= STORED DATA =
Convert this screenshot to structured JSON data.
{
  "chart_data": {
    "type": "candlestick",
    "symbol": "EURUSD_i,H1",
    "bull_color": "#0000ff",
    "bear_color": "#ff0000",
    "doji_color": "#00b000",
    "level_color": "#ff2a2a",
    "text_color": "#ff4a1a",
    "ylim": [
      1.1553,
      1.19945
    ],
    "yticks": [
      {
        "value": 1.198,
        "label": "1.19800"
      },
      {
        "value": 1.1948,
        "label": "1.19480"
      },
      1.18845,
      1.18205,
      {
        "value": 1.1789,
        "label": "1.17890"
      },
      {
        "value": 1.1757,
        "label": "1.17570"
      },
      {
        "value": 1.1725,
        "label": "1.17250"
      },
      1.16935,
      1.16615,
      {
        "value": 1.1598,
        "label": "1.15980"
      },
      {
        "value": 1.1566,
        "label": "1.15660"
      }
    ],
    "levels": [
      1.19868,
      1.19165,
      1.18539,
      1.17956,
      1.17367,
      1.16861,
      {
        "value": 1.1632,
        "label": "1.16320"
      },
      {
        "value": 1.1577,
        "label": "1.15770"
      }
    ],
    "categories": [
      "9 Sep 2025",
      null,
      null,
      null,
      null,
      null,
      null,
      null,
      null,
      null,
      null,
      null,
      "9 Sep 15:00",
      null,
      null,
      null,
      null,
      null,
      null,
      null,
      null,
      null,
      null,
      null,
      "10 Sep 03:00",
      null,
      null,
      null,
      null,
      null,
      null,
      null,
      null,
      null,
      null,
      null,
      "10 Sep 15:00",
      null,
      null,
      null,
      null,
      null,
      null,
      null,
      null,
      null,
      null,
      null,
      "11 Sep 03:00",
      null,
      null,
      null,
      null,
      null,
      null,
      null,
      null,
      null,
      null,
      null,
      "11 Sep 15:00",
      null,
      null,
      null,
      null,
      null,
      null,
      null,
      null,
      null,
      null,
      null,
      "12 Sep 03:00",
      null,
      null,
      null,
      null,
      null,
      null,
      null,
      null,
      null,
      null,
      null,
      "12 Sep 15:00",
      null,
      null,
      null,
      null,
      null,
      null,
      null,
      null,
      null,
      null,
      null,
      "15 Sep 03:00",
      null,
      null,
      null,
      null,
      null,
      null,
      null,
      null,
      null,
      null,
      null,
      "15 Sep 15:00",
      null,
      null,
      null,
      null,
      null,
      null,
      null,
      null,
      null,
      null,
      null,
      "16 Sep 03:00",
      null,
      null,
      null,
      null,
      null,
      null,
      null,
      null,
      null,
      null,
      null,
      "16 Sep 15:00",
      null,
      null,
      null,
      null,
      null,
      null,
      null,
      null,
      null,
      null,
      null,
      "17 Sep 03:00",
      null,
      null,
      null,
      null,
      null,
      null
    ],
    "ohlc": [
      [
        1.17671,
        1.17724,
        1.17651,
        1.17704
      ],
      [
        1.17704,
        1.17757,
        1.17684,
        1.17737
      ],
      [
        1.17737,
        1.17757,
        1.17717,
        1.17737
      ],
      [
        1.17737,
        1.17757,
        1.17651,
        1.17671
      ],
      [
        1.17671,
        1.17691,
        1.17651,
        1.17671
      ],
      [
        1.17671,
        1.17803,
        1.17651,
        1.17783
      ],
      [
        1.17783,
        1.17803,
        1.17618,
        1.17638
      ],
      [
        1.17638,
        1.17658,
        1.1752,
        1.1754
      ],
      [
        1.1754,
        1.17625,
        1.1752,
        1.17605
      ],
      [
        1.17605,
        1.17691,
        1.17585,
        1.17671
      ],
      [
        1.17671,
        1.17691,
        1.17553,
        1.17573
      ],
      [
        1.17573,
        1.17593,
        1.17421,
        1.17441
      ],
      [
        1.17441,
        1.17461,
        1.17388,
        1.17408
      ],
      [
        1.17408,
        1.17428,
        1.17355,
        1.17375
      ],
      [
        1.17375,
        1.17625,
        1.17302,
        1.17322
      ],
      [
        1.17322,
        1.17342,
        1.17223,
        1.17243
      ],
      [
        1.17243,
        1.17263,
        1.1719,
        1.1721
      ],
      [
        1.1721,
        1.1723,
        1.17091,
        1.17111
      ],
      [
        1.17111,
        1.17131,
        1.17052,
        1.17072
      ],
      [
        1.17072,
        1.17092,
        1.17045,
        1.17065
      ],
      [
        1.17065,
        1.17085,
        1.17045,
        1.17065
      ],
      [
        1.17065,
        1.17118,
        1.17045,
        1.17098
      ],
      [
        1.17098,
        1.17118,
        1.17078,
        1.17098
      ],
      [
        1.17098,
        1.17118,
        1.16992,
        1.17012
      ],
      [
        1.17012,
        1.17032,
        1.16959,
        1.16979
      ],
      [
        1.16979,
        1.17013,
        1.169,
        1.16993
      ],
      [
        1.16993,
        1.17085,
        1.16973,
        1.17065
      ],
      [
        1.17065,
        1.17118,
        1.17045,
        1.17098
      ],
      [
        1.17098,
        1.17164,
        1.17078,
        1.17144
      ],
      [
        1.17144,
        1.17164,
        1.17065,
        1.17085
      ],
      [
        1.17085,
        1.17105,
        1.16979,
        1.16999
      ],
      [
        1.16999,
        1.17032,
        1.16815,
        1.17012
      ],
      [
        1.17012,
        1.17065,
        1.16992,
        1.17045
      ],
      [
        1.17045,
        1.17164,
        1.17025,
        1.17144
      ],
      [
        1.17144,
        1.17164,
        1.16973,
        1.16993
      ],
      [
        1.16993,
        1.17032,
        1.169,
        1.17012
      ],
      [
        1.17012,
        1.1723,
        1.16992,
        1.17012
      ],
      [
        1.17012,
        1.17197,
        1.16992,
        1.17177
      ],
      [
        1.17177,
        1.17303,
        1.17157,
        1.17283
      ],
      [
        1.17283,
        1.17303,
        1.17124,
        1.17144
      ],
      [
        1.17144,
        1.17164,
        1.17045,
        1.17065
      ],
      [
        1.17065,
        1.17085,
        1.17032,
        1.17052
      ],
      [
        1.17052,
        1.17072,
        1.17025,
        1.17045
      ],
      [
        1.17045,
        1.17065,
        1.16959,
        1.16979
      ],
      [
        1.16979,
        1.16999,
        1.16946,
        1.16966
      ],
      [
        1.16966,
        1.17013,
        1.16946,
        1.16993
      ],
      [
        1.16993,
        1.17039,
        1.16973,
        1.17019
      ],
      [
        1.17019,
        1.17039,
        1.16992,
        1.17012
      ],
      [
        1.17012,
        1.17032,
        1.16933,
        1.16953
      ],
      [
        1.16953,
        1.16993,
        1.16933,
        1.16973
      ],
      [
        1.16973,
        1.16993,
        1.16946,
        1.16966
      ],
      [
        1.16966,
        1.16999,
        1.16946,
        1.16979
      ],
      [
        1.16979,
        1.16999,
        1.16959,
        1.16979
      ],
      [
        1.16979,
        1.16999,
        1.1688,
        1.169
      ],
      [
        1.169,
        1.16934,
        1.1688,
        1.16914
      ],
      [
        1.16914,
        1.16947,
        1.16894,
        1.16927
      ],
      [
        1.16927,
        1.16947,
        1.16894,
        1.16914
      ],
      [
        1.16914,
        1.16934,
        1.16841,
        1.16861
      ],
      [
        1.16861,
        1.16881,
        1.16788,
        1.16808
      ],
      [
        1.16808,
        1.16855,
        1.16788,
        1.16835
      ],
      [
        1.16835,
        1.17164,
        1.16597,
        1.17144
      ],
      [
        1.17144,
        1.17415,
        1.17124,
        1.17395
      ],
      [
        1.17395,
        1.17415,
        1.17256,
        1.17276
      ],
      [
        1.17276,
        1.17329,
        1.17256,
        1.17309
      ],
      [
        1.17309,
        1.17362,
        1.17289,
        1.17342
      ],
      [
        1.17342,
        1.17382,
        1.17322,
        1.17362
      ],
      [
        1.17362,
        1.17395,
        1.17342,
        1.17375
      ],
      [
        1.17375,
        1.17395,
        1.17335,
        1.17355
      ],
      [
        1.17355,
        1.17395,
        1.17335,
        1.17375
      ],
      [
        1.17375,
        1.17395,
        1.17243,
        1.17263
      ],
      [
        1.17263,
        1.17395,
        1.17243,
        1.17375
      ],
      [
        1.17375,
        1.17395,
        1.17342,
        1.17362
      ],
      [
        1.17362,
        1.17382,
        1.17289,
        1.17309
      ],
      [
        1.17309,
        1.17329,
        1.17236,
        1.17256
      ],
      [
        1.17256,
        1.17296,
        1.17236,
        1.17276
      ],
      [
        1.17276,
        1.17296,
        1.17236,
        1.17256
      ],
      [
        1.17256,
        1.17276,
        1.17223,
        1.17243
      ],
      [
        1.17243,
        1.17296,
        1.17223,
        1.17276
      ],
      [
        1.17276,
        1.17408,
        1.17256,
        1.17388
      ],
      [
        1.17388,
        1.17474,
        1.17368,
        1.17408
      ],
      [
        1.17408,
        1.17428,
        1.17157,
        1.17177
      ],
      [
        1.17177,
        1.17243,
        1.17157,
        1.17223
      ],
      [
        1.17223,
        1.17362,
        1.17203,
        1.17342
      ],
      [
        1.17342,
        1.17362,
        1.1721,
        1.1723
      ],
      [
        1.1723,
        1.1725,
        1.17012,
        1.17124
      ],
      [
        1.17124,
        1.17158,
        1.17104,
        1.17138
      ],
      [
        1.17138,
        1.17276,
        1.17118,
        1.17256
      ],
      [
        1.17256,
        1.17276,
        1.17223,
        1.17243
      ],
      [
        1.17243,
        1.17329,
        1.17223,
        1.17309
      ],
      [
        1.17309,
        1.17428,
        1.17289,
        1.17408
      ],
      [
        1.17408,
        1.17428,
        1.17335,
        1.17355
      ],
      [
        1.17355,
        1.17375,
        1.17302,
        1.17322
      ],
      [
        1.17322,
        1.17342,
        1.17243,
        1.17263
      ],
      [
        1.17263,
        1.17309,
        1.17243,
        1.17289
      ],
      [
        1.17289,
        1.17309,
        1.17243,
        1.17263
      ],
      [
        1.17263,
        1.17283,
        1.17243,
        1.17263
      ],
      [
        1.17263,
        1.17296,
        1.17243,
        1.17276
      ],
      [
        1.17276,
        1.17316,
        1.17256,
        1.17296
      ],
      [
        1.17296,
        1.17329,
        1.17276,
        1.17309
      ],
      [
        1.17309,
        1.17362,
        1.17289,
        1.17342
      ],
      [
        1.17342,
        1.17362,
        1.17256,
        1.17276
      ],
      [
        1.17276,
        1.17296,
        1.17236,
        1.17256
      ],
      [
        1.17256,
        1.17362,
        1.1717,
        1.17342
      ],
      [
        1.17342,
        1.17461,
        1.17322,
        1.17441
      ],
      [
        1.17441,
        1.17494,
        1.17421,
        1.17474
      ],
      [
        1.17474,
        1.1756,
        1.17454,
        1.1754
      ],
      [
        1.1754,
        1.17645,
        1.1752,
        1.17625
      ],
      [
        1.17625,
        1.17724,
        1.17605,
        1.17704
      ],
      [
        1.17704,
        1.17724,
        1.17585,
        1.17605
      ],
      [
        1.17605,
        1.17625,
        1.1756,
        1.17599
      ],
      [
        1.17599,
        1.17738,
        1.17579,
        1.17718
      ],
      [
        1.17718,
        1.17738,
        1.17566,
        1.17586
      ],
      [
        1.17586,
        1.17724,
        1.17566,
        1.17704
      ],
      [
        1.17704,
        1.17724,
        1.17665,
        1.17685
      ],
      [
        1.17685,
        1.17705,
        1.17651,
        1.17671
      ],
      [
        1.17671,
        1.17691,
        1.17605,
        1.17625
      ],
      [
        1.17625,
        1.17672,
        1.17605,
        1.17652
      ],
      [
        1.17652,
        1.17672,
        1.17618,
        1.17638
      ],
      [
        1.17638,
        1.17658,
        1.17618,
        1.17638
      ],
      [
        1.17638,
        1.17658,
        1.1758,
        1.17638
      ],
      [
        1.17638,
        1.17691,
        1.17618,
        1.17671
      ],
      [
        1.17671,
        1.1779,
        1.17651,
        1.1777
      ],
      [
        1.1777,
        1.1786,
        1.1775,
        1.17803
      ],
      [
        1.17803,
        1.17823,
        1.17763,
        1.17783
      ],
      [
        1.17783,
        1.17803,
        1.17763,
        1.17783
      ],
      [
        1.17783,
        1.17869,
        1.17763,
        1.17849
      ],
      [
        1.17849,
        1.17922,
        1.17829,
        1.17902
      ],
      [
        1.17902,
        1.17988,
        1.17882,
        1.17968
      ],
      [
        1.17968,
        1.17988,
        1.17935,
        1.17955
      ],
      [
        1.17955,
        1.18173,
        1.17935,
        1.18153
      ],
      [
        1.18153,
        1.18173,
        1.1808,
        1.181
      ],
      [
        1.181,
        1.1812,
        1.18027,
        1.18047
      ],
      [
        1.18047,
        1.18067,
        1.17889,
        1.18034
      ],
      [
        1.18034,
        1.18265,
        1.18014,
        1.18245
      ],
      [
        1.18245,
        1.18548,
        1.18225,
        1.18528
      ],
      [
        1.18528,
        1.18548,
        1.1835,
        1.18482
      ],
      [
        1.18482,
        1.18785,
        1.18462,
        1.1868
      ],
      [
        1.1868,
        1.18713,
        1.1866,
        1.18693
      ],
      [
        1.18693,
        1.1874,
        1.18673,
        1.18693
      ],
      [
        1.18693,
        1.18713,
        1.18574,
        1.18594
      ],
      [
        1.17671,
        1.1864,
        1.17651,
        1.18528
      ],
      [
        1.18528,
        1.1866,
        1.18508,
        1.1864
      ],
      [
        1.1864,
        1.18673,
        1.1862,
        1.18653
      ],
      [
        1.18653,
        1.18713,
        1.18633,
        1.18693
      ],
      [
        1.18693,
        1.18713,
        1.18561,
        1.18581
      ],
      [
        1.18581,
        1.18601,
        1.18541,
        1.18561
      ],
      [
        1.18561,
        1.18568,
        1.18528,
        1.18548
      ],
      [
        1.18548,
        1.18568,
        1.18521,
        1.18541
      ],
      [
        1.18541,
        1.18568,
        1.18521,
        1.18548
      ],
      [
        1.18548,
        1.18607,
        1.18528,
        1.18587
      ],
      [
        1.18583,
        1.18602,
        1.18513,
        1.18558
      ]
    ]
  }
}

= WHAT THE EXERCISE ASKS =
From the data above, pick out each line containing "value" and copy it.

= FINAL ANSWER =
        "value": 1.198,
        "value": 1.1948,
        "value": 1.1789,
        "value": 1.1757,
        "value": 1.1725,
        "value": 1.1598,
        "value": 1.1566,
        "value": 1.1632,
        "value": 1.1577,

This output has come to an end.